Which lines of the records contain "screenshot"? Collect every one of them.

Dataset records
>> Start

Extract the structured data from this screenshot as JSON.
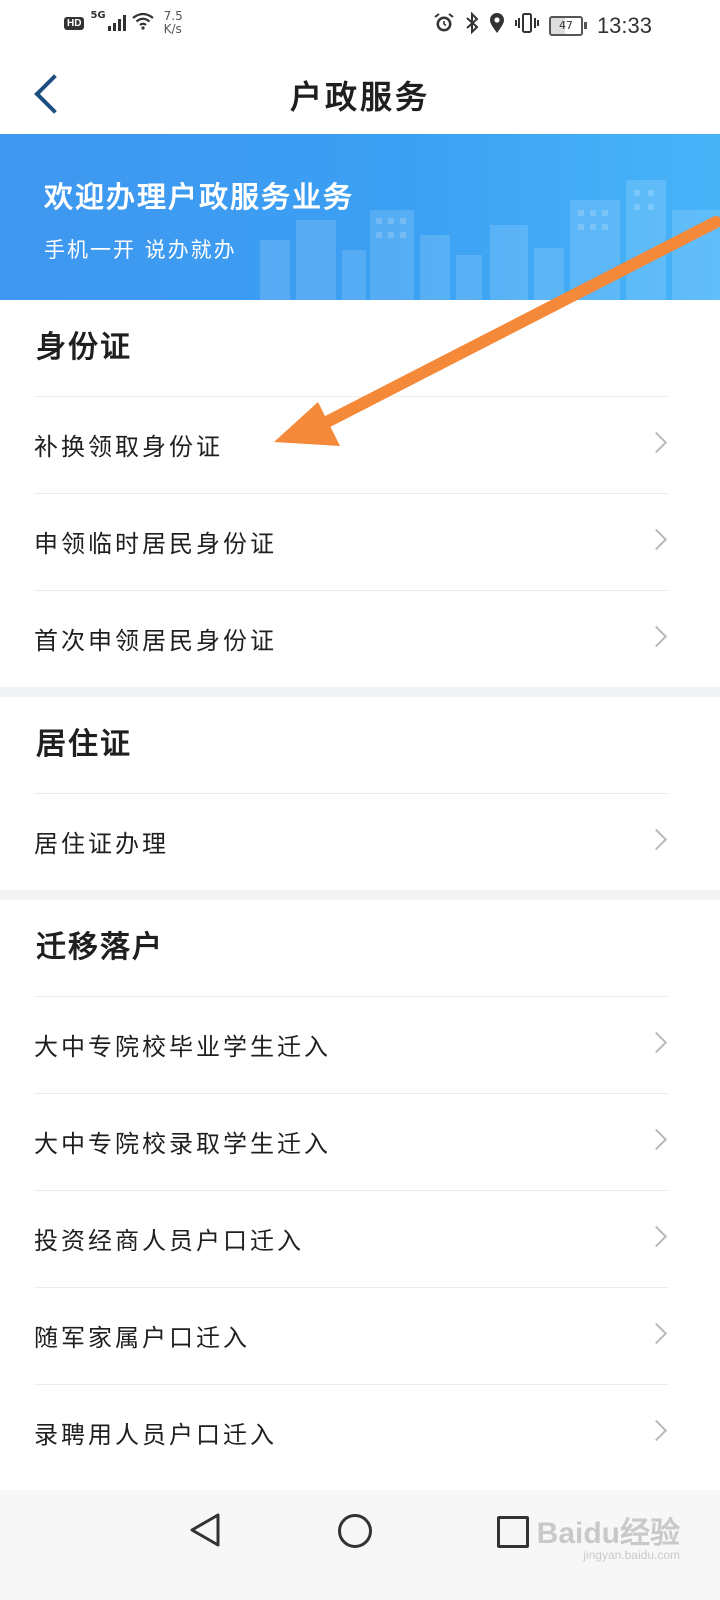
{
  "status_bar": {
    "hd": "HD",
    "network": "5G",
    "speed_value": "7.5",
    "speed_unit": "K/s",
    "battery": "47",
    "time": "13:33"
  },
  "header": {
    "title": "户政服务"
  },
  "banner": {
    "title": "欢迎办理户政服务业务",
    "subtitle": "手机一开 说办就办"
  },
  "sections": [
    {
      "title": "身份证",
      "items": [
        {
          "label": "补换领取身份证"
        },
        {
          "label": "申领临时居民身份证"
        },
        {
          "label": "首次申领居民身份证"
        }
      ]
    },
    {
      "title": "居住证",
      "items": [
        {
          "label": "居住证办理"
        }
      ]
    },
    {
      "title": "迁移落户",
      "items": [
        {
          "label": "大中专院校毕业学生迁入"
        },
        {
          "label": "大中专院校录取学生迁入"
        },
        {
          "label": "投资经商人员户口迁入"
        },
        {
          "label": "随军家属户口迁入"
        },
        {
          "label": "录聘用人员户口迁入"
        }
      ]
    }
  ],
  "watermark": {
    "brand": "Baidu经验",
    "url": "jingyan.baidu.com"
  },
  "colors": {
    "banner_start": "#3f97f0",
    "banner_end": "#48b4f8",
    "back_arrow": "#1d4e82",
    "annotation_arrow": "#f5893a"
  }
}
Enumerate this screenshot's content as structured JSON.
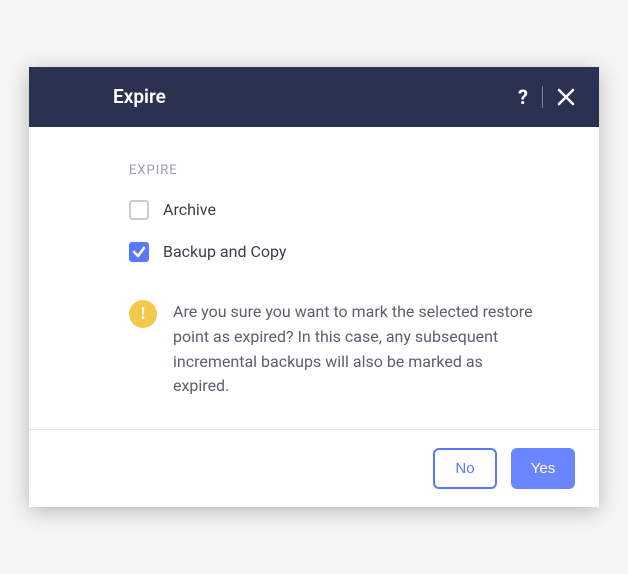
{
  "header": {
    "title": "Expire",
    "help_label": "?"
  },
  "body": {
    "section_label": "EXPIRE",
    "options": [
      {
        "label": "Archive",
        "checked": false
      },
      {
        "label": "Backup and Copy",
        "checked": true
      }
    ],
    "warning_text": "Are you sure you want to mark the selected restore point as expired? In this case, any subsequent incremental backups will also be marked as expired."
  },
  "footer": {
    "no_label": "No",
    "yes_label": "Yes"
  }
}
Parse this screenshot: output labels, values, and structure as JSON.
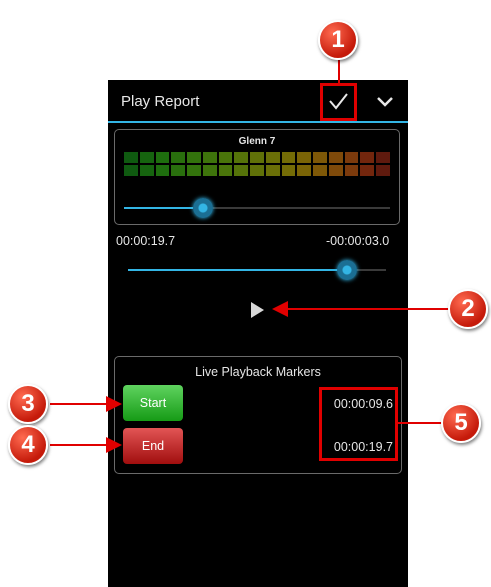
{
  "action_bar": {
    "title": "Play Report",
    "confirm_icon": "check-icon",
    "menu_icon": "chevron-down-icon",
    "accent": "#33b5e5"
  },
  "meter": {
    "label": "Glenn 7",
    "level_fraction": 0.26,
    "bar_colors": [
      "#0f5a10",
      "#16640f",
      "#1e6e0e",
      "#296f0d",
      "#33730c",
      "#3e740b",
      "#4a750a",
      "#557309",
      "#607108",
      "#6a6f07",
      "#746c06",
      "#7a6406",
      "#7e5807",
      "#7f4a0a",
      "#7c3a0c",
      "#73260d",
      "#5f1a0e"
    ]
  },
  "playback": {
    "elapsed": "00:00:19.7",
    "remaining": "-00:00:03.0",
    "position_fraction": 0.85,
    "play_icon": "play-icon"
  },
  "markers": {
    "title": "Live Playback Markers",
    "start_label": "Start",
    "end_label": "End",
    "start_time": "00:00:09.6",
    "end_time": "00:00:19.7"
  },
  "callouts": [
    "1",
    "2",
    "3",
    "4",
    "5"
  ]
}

>> End

→ Solution:
Extract the structured data from this screenshot as JSON.
Enumerate this screenshot's content as structured JSON.
Parse this screenshot: output labels, values, and structure as JSON.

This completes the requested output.